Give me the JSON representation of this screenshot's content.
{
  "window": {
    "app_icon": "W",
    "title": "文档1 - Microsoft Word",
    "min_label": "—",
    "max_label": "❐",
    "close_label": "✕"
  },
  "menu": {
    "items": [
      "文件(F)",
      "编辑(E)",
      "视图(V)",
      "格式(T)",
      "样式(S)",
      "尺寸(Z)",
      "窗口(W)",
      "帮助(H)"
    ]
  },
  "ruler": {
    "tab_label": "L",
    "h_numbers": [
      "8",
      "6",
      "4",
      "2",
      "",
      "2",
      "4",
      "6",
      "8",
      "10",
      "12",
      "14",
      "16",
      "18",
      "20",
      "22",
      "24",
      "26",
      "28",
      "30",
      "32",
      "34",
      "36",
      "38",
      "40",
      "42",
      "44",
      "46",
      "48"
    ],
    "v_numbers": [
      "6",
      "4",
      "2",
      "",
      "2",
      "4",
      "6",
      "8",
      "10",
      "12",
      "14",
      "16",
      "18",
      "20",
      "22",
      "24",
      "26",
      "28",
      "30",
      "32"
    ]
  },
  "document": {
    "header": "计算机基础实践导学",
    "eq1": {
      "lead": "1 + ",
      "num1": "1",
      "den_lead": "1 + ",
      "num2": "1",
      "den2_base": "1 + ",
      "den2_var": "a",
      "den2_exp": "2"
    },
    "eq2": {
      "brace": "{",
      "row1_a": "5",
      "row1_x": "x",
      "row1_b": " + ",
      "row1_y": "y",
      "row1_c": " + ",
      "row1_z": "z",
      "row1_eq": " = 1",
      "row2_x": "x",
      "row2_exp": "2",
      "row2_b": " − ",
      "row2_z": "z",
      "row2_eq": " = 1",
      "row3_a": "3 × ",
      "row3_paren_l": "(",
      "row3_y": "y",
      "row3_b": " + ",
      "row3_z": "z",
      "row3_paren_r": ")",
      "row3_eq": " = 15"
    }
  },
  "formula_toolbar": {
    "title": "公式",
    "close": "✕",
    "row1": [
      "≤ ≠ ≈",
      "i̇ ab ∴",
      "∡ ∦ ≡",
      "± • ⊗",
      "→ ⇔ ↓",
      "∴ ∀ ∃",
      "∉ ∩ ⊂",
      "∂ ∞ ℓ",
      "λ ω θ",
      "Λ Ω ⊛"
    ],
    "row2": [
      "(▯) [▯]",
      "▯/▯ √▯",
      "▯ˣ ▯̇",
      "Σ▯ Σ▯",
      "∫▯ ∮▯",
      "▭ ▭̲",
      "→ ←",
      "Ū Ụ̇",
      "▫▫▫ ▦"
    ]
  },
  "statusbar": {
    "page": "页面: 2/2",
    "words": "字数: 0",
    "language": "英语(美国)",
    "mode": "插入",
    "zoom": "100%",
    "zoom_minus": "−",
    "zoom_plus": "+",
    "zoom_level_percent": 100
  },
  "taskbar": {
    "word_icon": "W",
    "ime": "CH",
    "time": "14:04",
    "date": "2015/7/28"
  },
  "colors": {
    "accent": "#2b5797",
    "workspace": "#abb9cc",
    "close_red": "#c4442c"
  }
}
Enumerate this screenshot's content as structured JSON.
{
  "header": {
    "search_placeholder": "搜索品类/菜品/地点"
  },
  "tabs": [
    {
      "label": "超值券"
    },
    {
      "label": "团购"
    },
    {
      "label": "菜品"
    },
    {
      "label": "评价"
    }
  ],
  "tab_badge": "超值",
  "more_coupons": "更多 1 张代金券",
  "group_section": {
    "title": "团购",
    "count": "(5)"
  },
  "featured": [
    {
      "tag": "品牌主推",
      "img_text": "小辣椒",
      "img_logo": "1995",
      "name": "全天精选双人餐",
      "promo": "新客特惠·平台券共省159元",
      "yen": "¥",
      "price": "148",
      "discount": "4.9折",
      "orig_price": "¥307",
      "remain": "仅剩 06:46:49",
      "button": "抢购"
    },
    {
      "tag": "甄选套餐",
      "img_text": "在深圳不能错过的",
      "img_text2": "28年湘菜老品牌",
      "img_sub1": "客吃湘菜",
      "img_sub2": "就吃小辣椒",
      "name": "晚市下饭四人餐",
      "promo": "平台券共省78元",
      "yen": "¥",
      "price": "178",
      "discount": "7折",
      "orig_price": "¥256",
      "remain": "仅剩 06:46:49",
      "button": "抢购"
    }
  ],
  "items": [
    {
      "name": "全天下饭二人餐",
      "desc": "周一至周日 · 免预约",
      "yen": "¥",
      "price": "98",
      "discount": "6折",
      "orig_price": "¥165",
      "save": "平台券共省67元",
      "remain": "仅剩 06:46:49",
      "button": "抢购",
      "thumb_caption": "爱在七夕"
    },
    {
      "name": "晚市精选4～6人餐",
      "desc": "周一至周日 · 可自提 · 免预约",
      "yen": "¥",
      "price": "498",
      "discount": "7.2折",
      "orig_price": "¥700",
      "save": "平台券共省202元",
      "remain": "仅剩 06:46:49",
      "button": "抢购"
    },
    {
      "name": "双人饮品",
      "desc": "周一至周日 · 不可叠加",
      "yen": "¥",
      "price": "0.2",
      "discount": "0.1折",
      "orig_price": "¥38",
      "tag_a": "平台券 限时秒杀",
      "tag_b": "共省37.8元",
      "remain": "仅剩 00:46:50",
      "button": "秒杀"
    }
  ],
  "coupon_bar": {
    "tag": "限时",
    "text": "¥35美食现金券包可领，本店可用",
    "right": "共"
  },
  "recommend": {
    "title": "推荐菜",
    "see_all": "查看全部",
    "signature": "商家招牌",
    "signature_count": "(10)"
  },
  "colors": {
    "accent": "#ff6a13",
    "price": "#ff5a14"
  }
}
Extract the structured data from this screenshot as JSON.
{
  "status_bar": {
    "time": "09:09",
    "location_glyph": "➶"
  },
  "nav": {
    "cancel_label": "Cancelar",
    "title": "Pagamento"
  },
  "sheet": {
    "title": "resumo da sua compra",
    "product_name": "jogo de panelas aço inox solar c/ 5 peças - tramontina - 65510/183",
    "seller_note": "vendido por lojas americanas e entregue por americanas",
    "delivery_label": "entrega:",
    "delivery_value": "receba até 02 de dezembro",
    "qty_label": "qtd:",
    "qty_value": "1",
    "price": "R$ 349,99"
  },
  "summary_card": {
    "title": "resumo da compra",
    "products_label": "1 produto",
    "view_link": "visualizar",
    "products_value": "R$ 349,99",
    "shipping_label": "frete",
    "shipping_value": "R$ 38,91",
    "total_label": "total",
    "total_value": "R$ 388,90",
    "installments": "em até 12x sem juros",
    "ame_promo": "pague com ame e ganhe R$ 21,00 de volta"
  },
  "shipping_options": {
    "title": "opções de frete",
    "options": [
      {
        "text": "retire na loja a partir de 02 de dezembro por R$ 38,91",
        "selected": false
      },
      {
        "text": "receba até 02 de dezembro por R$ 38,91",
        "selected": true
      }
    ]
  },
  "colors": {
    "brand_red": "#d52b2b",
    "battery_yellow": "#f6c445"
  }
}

⁂

Extract each line from the entries above that contains the string "周一至周日".

      "desc": "周一至周日 · 免预约",
      "desc": "周一至周日 · 可自提 · 免预约",
      "desc": "周一至周日 · 不可叠加",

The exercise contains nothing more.